Start of Data entries
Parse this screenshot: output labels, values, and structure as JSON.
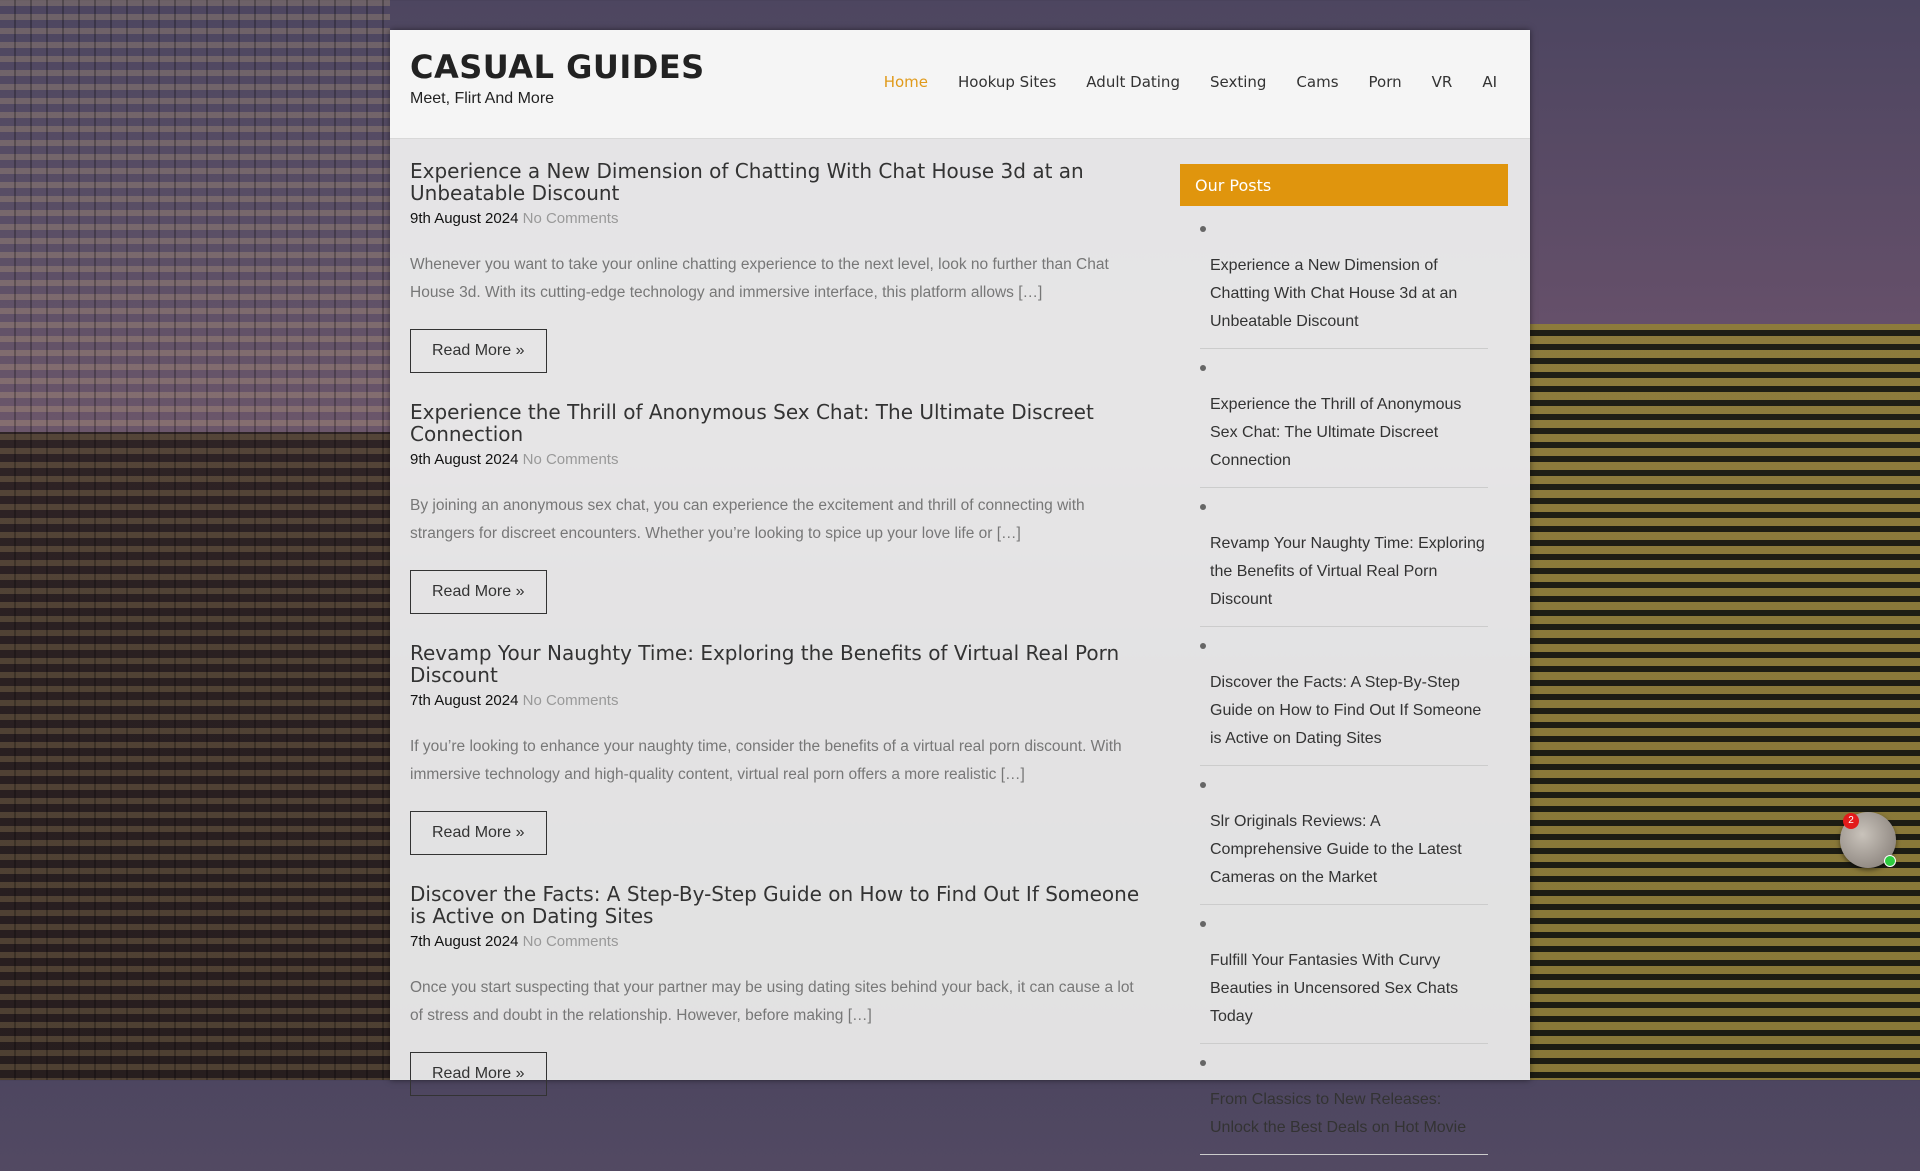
{
  "site": {
    "title": "CASUAL GUIDES",
    "tagline": "Meet, Flirt And More"
  },
  "nav": {
    "items": [
      {
        "label": "Home",
        "active": true
      },
      {
        "label": "Hookup Sites"
      },
      {
        "label": "Adult Dating"
      },
      {
        "label": "Sexting"
      },
      {
        "label": "Cams"
      },
      {
        "label": "Porn"
      },
      {
        "label": "VR"
      },
      {
        "label": "AI"
      }
    ]
  },
  "posts": [
    {
      "title": "Experience a New Dimension of Chatting With Chat House 3d at an Unbeatable Discount",
      "date": "9th August 2024",
      "comments": "No Comments",
      "excerpt": "Whenever you want to take your online chatting experience to the next level, look no further than Chat House 3d. With its cutting-edge technology and immersive interface, this platform allows […]",
      "read_more": "Read More »"
    },
    {
      "title": "Experience the Thrill of Anonymous Sex Chat: The Ultimate Discreet Connection",
      "date": "9th August 2024",
      "comments": "No Comments",
      "excerpt": "By joining an anonymous sex chat, you can experience the excitement and thrill of connecting with strangers for discreet encounters. Whether you’re looking to spice up your love life or […]",
      "read_more": "Read More »"
    },
    {
      "title": "Revamp Your Naughty Time: Exploring the Benefits of Virtual Real Porn Discount",
      "date": "7th August 2024",
      "comments": "No Comments",
      "excerpt": "If you’re looking to enhance your naughty time, consider the benefits of a virtual real porn discount. With immersive technology and high-quality content, virtual real porn offers a more realistic […]",
      "read_more": "Read More »"
    },
    {
      "title": "Discover the Facts: A Step-By-Step Guide on How to Find Out If Someone is Active on Dating Sites",
      "date": "7th August 2024",
      "comments": "No Comments",
      "excerpt": "Once you start suspecting that your partner may be using dating sites behind your back, it can cause a lot of stress and doubt in the relationship. However, before making […]",
      "read_more": "Read More »"
    }
  ],
  "sidebar": {
    "widget_title": "Our Posts",
    "items": [
      "Experience a New Dimension of Chatting With Chat House 3d at an Unbeatable Discount",
      "Experience the Thrill of Anonymous Sex Chat: The Ultimate Discreet Connection",
      "Revamp Your Naughty Time: Exploring the Benefits of Virtual Real Porn Discount",
      "Discover the Facts: A Step-By-Step Guide on How to Find Out If Someone is Active on Dating Sites",
      "Slr Originals Reviews: A Comprehensive Guide to the Latest Cameras on the Market",
      "Fulfill Your Fantasies With Curvy Beauties in Uncensored Sex Chats Today",
      "From Classics to New Releases: Unlock the Best Deals on Hot Movie"
    ]
  },
  "chat_widget": {
    "badge_count": "2",
    "icon": "chat-avatar-icon"
  },
  "colors": {
    "accent": "#e0950d",
    "nav_active": "#e09a1a"
  }
}
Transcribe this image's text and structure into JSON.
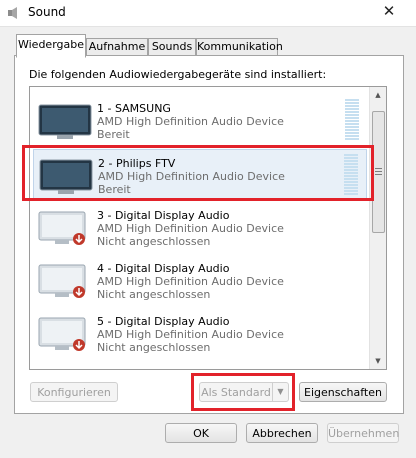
{
  "window": {
    "title": "Sound",
    "close_glyph": "✕"
  },
  "tabs": [
    {
      "label": "Wiedergabe",
      "active": true
    },
    {
      "label": "Aufnahme",
      "active": false
    },
    {
      "label": "Sounds",
      "active": false
    },
    {
      "label": "Kommunikation",
      "active": false
    }
  ],
  "instruction": "Die folgenden Audiowiedergabegeräte sind installiert:",
  "devices": [
    {
      "name": "1 - SAMSUNG",
      "description": "AMD High Definition Audio Device",
      "status": "Bereit",
      "connected": true
    },
    {
      "name": "2 - Philips FTV",
      "description": "AMD High Definition Audio Device",
      "status": "Bereit",
      "connected": true,
      "selected": true
    },
    {
      "name": "3 - Digital Display Audio",
      "description": "AMD High Definition Audio Device",
      "status": "Nicht angeschlossen",
      "connected": false
    },
    {
      "name": "4 - Digital Display Audio",
      "description": "AMD High Definition Audio Device",
      "status": "Nicht angeschlossen",
      "connected": false
    },
    {
      "name": "5 - Digital Display Audio",
      "description": "AMD High Definition Audio Device",
      "status": "Nicht angeschlossen",
      "connected": false
    }
  ],
  "buttons": {
    "configure": "Konfigurieren",
    "set_default": "Als Standard",
    "properties": "Eigenschaften",
    "ok": "OK",
    "cancel": "Abbrechen",
    "apply": "Übernehmen"
  },
  "colors": {
    "highlight": "#e2222a",
    "level_meter": "#c6dff0",
    "disconnected_badge": "#c0392b"
  },
  "icons": {
    "title": "speaker-icon",
    "device": "monitor-icon",
    "disconnected": "down-arrow-badge-icon"
  }
}
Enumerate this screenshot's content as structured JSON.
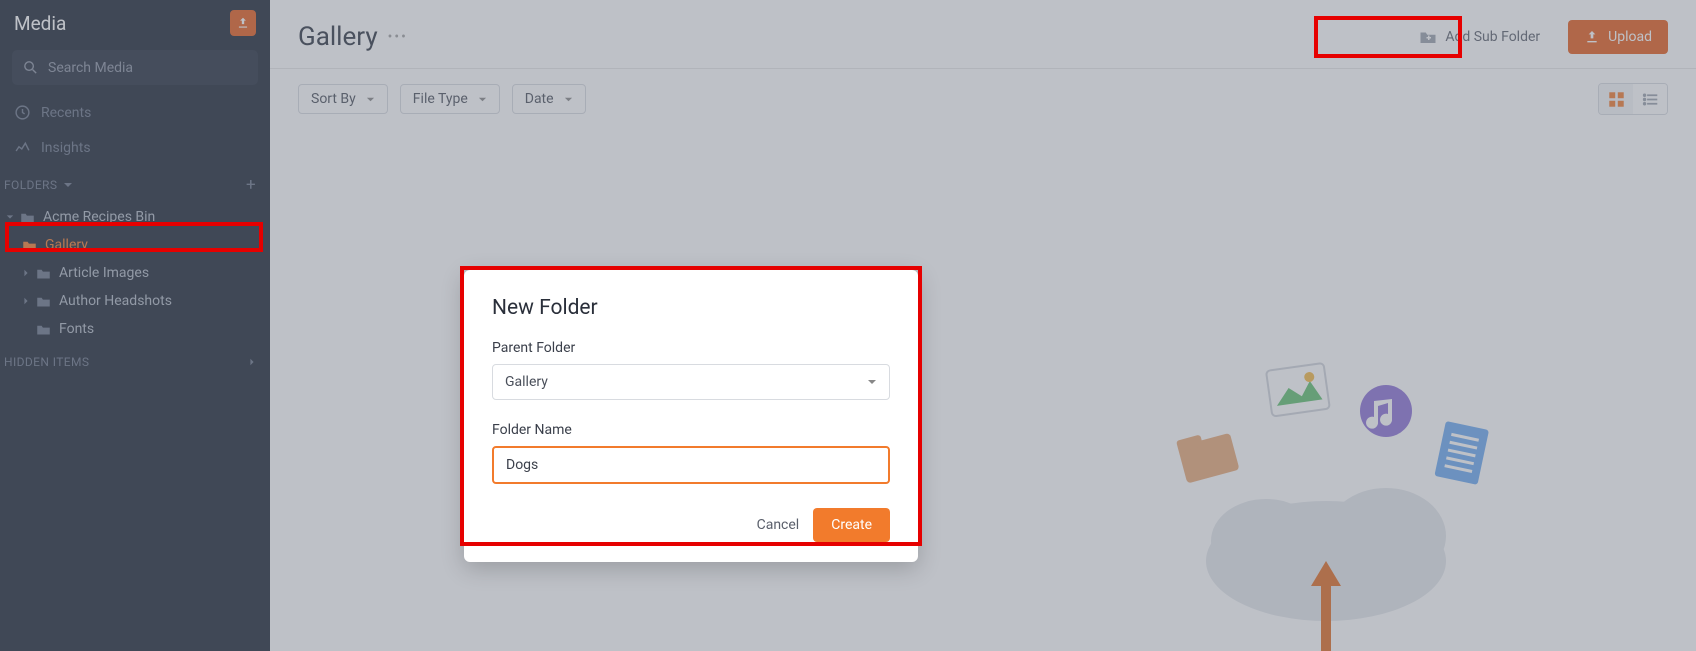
{
  "sidebar": {
    "title": "Media",
    "search_placeholder": "Search Media",
    "recents": "Recents",
    "insights": "Insights",
    "folders_label": "FOLDERS",
    "hidden_label": "HIDDEN ITEMS",
    "tree": {
      "root": "Acme Recipes Bin",
      "gallery": "Gallery",
      "article_images": "Article Images",
      "author_headshots": "Author Headshots",
      "fonts": "Fonts"
    }
  },
  "header": {
    "title": "Gallery",
    "add_sub": "Add Sub Folder",
    "upload": "Upload"
  },
  "filters": {
    "sort_by": "Sort By",
    "file_type": "File Type",
    "date": "Date"
  },
  "modal": {
    "title": "New Folder",
    "parent_label": "Parent Folder",
    "parent_value": "Gallery",
    "name_label": "Folder Name",
    "name_value": "Dogs",
    "cancel": "Cancel",
    "create": "Create"
  }
}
End of Data entries
- Short task
Leave out the pictures and transcribe the entries above exactly.

- Task answer
Parse this screenshot: output labels, values, and structure as JSON.
{
  "site": {
    "title": "CASUAL GUIDES",
    "tagline": "Meet, Flirt And More"
  },
  "nav": {
    "items": [
      {
        "label": "Home",
        "active": true
      },
      {
        "label": "Hookup Sites"
      },
      {
        "label": "Adult Dating"
      },
      {
        "label": "Sexting"
      },
      {
        "label": "Cams"
      },
      {
        "label": "Porn"
      },
      {
        "label": "VR"
      },
      {
        "label": "AI"
      }
    ]
  },
  "posts": [
    {
      "title": "Experience a New Dimension of Chatting With Chat House 3d at an Unbeatable Discount",
      "date": "9th August 2024",
      "comments": "No Comments",
      "excerpt": "Whenever you want to take your online chatting experience to the next level, look no further than Chat House 3d. With its cutting-edge technology and immersive interface, this platform allows […]",
      "read_more": "Read More »"
    },
    {
      "title": "Experience the Thrill of Anonymous Sex Chat: The Ultimate Discreet Connection",
      "date": "9th August 2024",
      "comments": "No Comments",
      "excerpt": "By joining an anonymous sex chat, you can experience the excitement and thrill of connecting with strangers for discreet encounters. Whether you’re looking to spice up your love life or […]",
      "read_more": "Read More »"
    },
    {
      "title": "Revamp Your Naughty Time: Exploring the Benefits of Virtual Real Porn Discount",
      "date": "7th August 2024",
      "comments": "No Comments",
      "excerpt": "If you’re looking to enhance your naughty time, consider the benefits of a virtual real porn discount. With immersive technology and high-quality content, virtual real porn offers a more realistic […]",
      "read_more": "Read More »"
    },
    {
      "title": "Discover the Facts: A Step-By-Step Guide on How to Find Out If Someone is Active on Dating Sites",
      "date": "7th August 2024",
      "comments": "No Comments",
      "excerpt": "Once you start suspecting that your partner may be using dating sites behind your back, it can cause a lot of stress and doubt in the relationship. However, before making […]",
      "read_more": "Read More »"
    }
  ],
  "sidebar": {
    "widget_title": "Our Posts",
    "items": [
      "Experience a New Dimension of Chatting With Chat House 3d at an Unbeatable Discount",
      "Experience the Thrill of Anonymous Sex Chat: The Ultimate Discreet Connection",
      "Revamp Your Naughty Time: Exploring the Benefits of Virtual Real Porn Discount",
      "Discover the Facts: A Step-By-Step Guide on How to Find Out If Someone is Active on Dating Sites",
      "Slr Originals Reviews: A Comprehensive Guide to the Latest Cameras on the Market",
      "Fulfill Your Fantasies With Curvy Beauties in Uncensored Sex Chats Today",
      "From Classics to New Releases: Unlock the Best Deals on Hot Movie"
    ]
  },
  "chat_widget": {
    "badge_count": "2",
    "icon": "chat-avatar-icon"
  },
  "colors": {
    "accent": "#e0950d",
    "nav_active": "#e09a1a"
  }
}
Transcribe this image's text and structure into JSON.
{
  "window": {
    "title": "Sound",
    "close_glyph": "✕"
  },
  "tabs": [
    {
      "label": "Wiedergabe",
      "active": true
    },
    {
      "label": "Aufnahme",
      "active": false
    },
    {
      "label": "Sounds",
      "active": false
    },
    {
      "label": "Kommunikation",
      "active": false
    }
  ],
  "instruction": "Die folgenden Audiowiedergabegeräte sind installiert:",
  "devices": [
    {
      "name": "1 - SAMSUNG",
      "description": "AMD High Definition Audio Device",
      "status": "Bereit",
      "connected": true
    },
    {
      "name": "2 - Philips FTV",
      "description": "AMD High Definition Audio Device",
      "status": "Bereit",
      "connected": true,
      "selected": true
    },
    {
      "name": "3 - Digital Display Audio",
      "description": "AMD High Definition Audio Device",
      "status": "Nicht angeschlossen",
      "connected": false
    },
    {
      "name": "4 - Digital Display Audio",
      "description": "AMD High Definition Audio Device",
      "status": "Nicht angeschlossen",
      "connected": false
    },
    {
      "name": "5 - Digital Display Audio",
      "description": "AMD High Definition Audio Device",
      "status": "Nicht angeschlossen",
      "connected": false
    }
  ],
  "buttons": {
    "configure": "Konfigurieren",
    "set_default": "Als Standard",
    "properties": "Eigenschaften",
    "ok": "OK",
    "cancel": "Abbrechen",
    "apply": "Übernehmen"
  },
  "colors": {
    "highlight": "#e2222a",
    "level_meter": "#c6dff0",
    "disconnected_badge": "#c0392b"
  },
  "icons": {
    "title": "speaker-icon",
    "device": "monitor-icon",
    "disconnected": "down-arrow-badge-icon"
  }
}
Enumerate this screenshot's content as structured JSON.
{
  "sidebar": {
    "title": "Media",
    "search_placeholder": "Search Media",
    "recents": "Recents",
    "insights": "Insights",
    "folders_label": "FOLDERS",
    "hidden_label": "HIDDEN ITEMS",
    "tree": {
      "root": "Acme Recipes Bin",
      "gallery": "Gallery",
      "article_images": "Article Images",
      "author_headshots": "Author Headshots",
      "fonts": "Fonts"
    }
  },
  "header": {
    "title": "Gallery",
    "add_sub": "Add Sub Folder",
    "upload": "Upload"
  },
  "filters": {
    "sort_by": "Sort By",
    "file_type": "File Type",
    "date": "Date"
  },
  "modal": {
    "title": "New Folder",
    "parent_label": "Parent Folder",
    "parent_value": "Gallery",
    "name_label": "Folder Name",
    "name_value": "Dogs",
    "cancel": "Cancel",
    "create": "Create"
  }
}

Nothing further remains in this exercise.